* _Problems and tasks_:
1/ Reproduce the ESPHome configuration walkthrough word for word, starting with "Setting the device_class" and going on through "using °F, update accordingly.".
2/ Supply the next part of the ESPHome configuration walkthrough, picking up right after its final line.

* _Text extract_:
As described in The very basics above, step sets the supported increments for this number. I don't generally see a need to be more precise than 0.5 °C, so that's fine for our purposes.

The initial_value is what will be set for this number "out of the box" before any user input. Change to suit according to your preference.

Setting restore_value to true will cause ESPHome to try to store this number to flash to persist and attempt to be restored on boot. Basically if you change the number in Home Assistant to something other than your initial_value, this tries to restore that again on startup so your preference isn't overwritten.

Setting the mode to box changes how this number is presented in the Home Assistant UI. Our fanspeed slider, for instance, did not define this and so left it to auto (relevant docs), which then ends up for that smaller range being rendered as a slider. For the much bigger temperature threshold ranges, a box type is more suitable.

We again set optimistic to True for this template number as we're only using it to store values that we'll reference elsewhere and will not be using a lambda to determine its value.

Setting the device_class to temperature instructs Home Assistant on how the value should be depicted in the UI, and finally we're working with degrees Celsius for the unit_of_measurement. If you're using °F, update accordingly.

So we have our thresholds! Now we need to use them.

The tricky bits

This gets into the more complex code in this project, with a chunk of C++ in the form of a lambda on our temperature sensor.

We care here about the on_value action trigger on the temperature sensor, in lines 298-342:

sensor:
  # ...
  - platform: dallas_temp
    # ...
    on_value:
      - if:
          condition:
            - switch.is_on: auto_speed_enabled
            - switch.is_off: manual_override_enabled
          then:
            - lambda: |-
                auto TAG = "lambda.temperature_update"

[Layout element annotations]
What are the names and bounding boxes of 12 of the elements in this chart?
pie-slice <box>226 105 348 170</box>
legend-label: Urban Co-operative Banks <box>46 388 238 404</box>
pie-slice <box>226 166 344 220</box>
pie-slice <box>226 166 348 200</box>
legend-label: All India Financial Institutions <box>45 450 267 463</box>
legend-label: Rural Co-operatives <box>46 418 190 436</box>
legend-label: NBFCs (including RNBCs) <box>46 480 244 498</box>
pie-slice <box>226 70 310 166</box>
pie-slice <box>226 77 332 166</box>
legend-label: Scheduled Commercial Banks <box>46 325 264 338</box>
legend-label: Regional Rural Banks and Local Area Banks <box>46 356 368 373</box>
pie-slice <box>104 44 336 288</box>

* _Responses_:
1/
Setting the device_class to temperature instructs Home Assistant on how the value should be depicted in the UI, and finally we're working with degrees Celsius for the unit_of_measurement. If you're using °F, update accordingly.

2/
                ESP_LOGD(TAG, "temperature is %f", x);

                struct temprange {
                  float lower;
                  float upper;
                };

                temprange level0;
                level0.lower = -100.0;
                level0.upper = id(threshold_speed_1).state;

                temprange level1;
                level1.lower = id(threshold_speed_1).state;
                level1.upper = id(threshold_speed_2).state;

                temprange level2;
                level2.lower = id(threshold_speed_2).state;
                level2.upper = id(threshold_speed_3).state;

                temprange level3;
                level3.lower = id(threshold_speed_3).state;
                level3.upper = 100.0;

                std::map<int, temprange> tempranges = {{0, level0}, {1, level1}, {2, level2}, {3, level3}};

                if ( (x >= (tempranges[id(fanspeed).state].lower - 0.5) ) && (x < (tempranges[id(fanspeed).state].upper) )) {
                  return;
                }
                for (const auto ele : tempranges) {
                  if (( x >= ele.second.lower) && ( x < ele.second.upper)) {
                    ESP_LOGI(TAG, "Temperature is %.1f. Updating fanspeed to update is %d", x, ele.first);
                    auto call = id(fanspeed).make_call();
                    call.set_value(ele.first);
                    call.perform();
                    break;
                  }
                }

We'll get to our conditions in a bit, but will focus on the actual action for the moment.

The on_value automation triggers each time a new value is received for the sensor. Per the docs, if we use a lambda, we also receive the value of the sensor in the variable x.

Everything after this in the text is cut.